For the entries below, how many lines contain the word "color"? Reply with the number and nothing else.

*** Supplied material ***

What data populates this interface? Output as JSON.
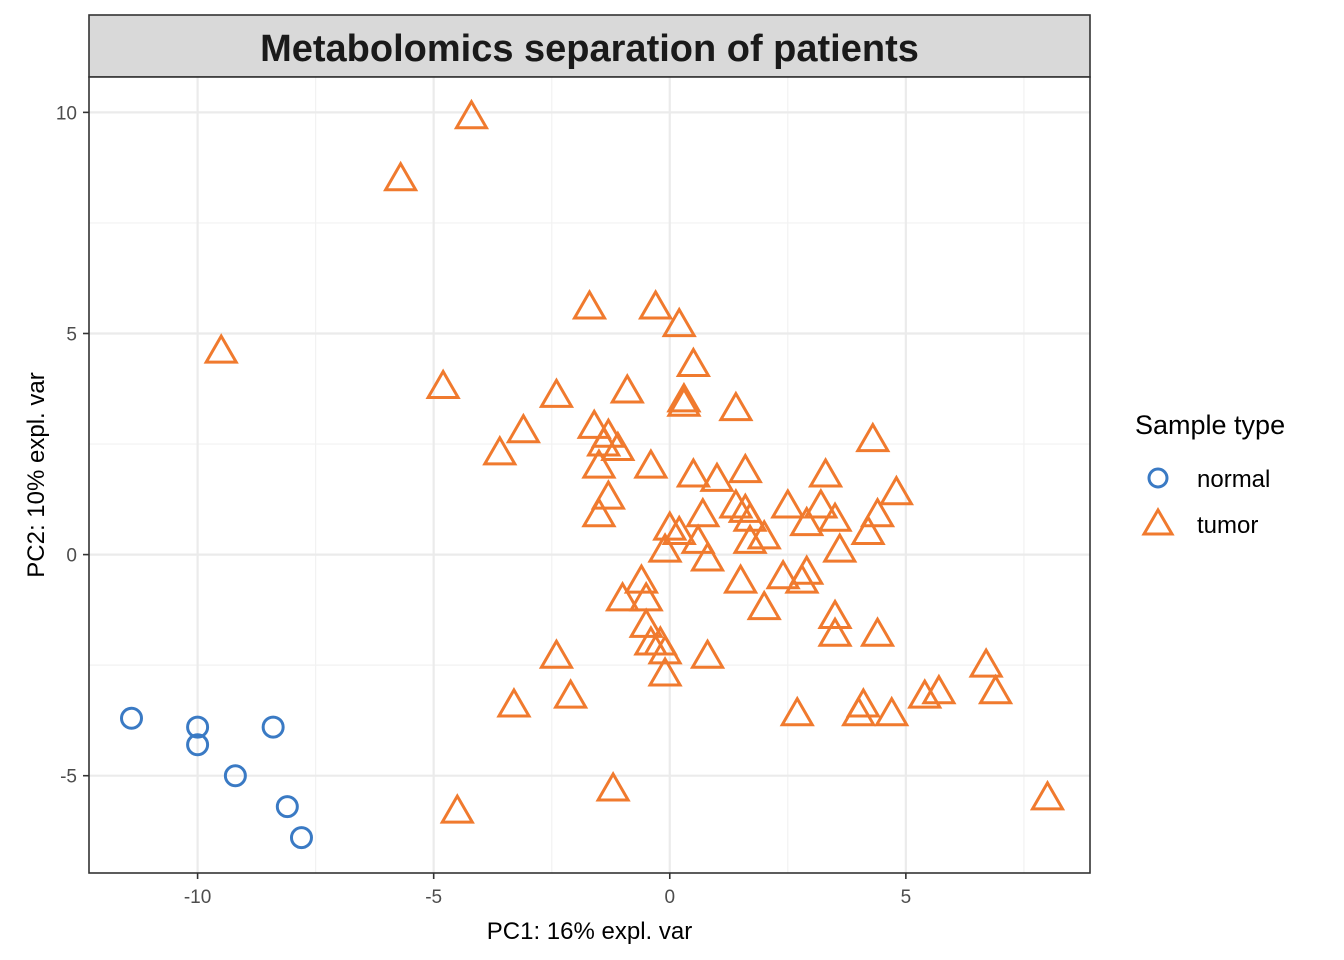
{
  "chart_data": {
    "type": "scatter",
    "title": "Metabolomics separation of patients",
    "xlabel": "PC1: 16% expl. var",
    "ylabel": "PC2: 10% expl. var",
    "xlim": [
      -12.3,
      8.9
    ],
    "ylim": [
      -7.2,
      10.8
    ],
    "x_ticks": [
      -10,
      -5,
      0,
      5
    ],
    "x_tick_labels": [
      "-10",
      "-5",
      "0",
      "5"
    ],
    "y_ticks": [
      -5,
      0,
      5,
      10
    ],
    "y_tick_labels": [
      "-5",
      "0",
      "5",
      "10"
    ],
    "grid": true,
    "legend": {
      "title": "Sample type",
      "position": "right",
      "entries": [
        {
          "label": "normal",
          "shape": "circle",
          "color": "#3a7ac4"
        },
        {
          "label": "tumor",
          "shape": "triangle",
          "color": "#f07a2e"
        }
      ]
    },
    "series": [
      {
        "name": "normal",
        "shape": "circle",
        "color": "#3a7ac4",
        "points": [
          [
            -11.4,
            -3.7
          ],
          [
            -10.0,
            -3.9
          ],
          [
            -10.0,
            -4.3
          ],
          [
            -8.4,
            -3.9
          ],
          [
            -9.2,
            -5.0
          ],
          [
            -8.1,
            -5.7
          ],
          [
            -7.8,
            -6.4
          ]
        ]
      },
      {
        "name": "tumor",
        "shape": "triangle",
        "color": "#f07a2e",
        "points": [
          [
            -4.2,
            9.9
          ],
          [
            -5.7,
            8.5
          ],
          [
            -9.5,
            4.6
          ],
          [
            -4.8,
            3.8
          ],
          [
            -1.7,
            5.6
          ],
          [
            -0.3,
            5.6
          ],
          [
            0.2,
            5.2
          ],
          [
            0.5,
            4.3
          ],
          [
            -0.9,
            3.7
          ],
          [
            0.3,
            3.5
          ],
          [
            0.3,
            3.4
          ],
          [
            -2.4,
            3.6
          ],
          [
            -3.1,
            2.8
          ],
          [
            -3.6,
            2.3
          ],
          [
            1.4,
            3.3
          ],
          [
            -1.6,
            2.9
          ],
          [
            -1.3,
            2.7
          ],
          [
            -1.4,
            2.5
          ],
          [
            -1.1,
            2.4
          ],
          [
            -1.5,
            2.0
          ],
          [
            -0.4,
            2.0
          ],
          [
            0.5,
            1.8
          ],
          [
            1.0,
            1.7
          ],
          [
            1.6,
            1.9
          ],
          [
            4.3,
            2.6
          ],
          [
            3.3,
            1.8
          ],
          [
            4.8,
            1.4
          ],
          [
            -1.3,
            1.3
          ],
          [
            1.4,
            1.1
          ],
          [
            1.6,
            1.0
          ],
          [
            2.5,
            1.1
          ],
          [
            3.2,
            1.1
          ],
          [
            -1.5,
            0.9
          ],
          [
            0.7,
            0.9
          ],
          [
            1.7,
            0.8
          ],
          [
            3.5,
            0.8
          ],
          [
            4.4,
            0.9
          ],
          [
            0.0,
            0.6
          ],
          [
            0.2,
            0.5
          ],
          [
            2.0,
            0.4
          ],
          [
            2.9,
            0.7
          ],
          [
            4.2,
            0.5
          ],
          [
            0.6,
            0.3
          ],
          [
            1.7,
            0.3
          ],
          [
            -0.1,
            0.1
          ],
          [
            3.6,
            0.1
          ],
          [
            0.8,
            -0.1
          ],
          [
            -0.6,
            -0.6
          ],
          [
            2.4,
            -0.5
          ],
          [
            2.9,
            -0.4
          ],
          [
            1.5,
            -0.6
          ],
          [
            2.8,
            -0.6
          ],
          [
            -1.0,
            -1.0
          ],
          [
            -0.5,
            -1.0
          ],
          [
            2.0,
            -1.2
          ],
          [
            3.5,
            -1.4
          ],
          [
            -0.5,
            -1.6
          ],
          [
            3.5,
            -1.8
          ],
          [
            4.4,
            -1.8
          ],
          [
            -0.4,
            -2.0
          ],
          [
            -0.2,
            -2.0
          ],
          [
            -0.1,
            -2.2
          ],
          [
            0.8,
            -2.3
          ],
          [
            -2.4,
            -2.3
          ],
          [
            6.7,
            -2.5
          ],
          [
            -0.1,
            -2.7
          ],
          [
            5.4,
            -3.2
          ],
          [
            5.7,
            -3.1
          ],
          [
            6.9,
            -3.1
          ],
          [
            4.1,
            -3.4
          ],
          [
            -2.1,
            -3.2
          ],
          [
            -3.3,
            -3.4
          ],
          [
            4.0,
            -3.6
          ],
          [
            4.7,
            -3.6
          ],
          [
            2.7,
            -3.6
          ],
          [
            -1.2,
            -5.3
          ],
          [
            -4.5,
            -5.8
          ],
          [
            8.0,
            -5.5
          ]
        ]
      }
    ]
  }
}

*** End of Supplied material ***

→ **Your solution**: 4